▸ Set problem
Copy every line of the records below that holds the word "družbi".

——

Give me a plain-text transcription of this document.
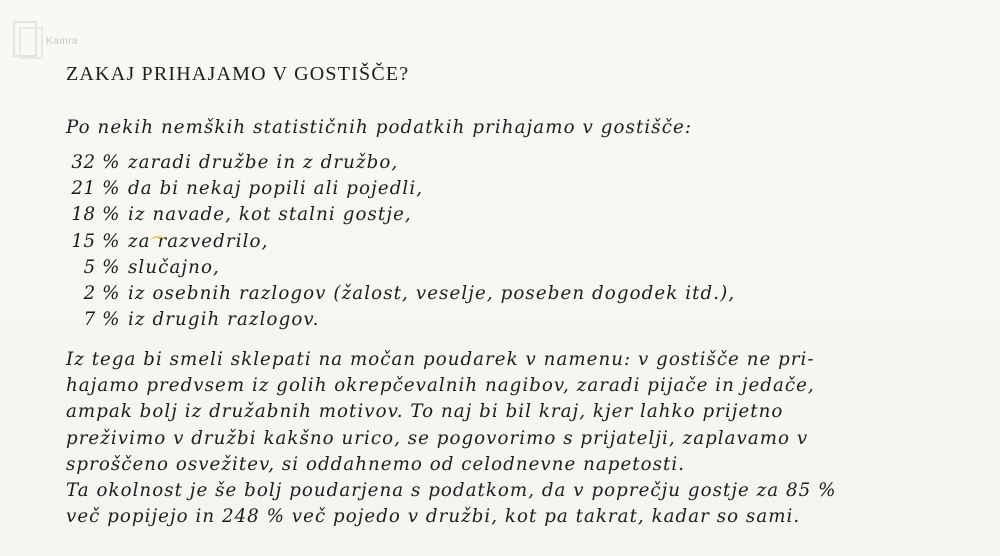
Kamra
ZAKAJ PRIHAJAMO V GOSTIŠČE?
Po nekih nemških statističnih podatkih prihajamo v gostišče:
32 % zaradi družbe in z družbo,
21 % da bi nekaj popili ali pojedli,
18 % iz navade, kot stalni gostje,
15 % za razvedrilo,
5 % slučajno,
2 % iz osebnih razlogov (žalost, veselje, poseben dogodek itd.),
7 % iz drugih razlogov.
Iz tega bi smeli sklepati na močan poudarek v namenu: v gostišče ne pri-
hajamo predvsem iz golih okrepčevalnih nagibov, zaradi pijače in jedače,
ampak bolj iz družabnih motivov. To naj bi bil kraj, kjer lahko prijetno
preživimo v družbi kakšno urico, se pogovorimo s prijatelji, zaplavamo v
sproščeno osvežitev, si oddahnemo od celodnevne napetosti.
Ta okolnost je še bolj poudarjena s podatkom, da v poprečju gostje za 85 %
več popijejo in 248 % več pojedo v družbi, kot pa takrat, kadar so sami.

——

▸ Exercise solution
preživimo v družbi kakšno urico, se pogovorimo s prijatelji, zaplavamo v
več popijejo in 248 % več pojedo v družbi, kot pa takrat, kadar so sami.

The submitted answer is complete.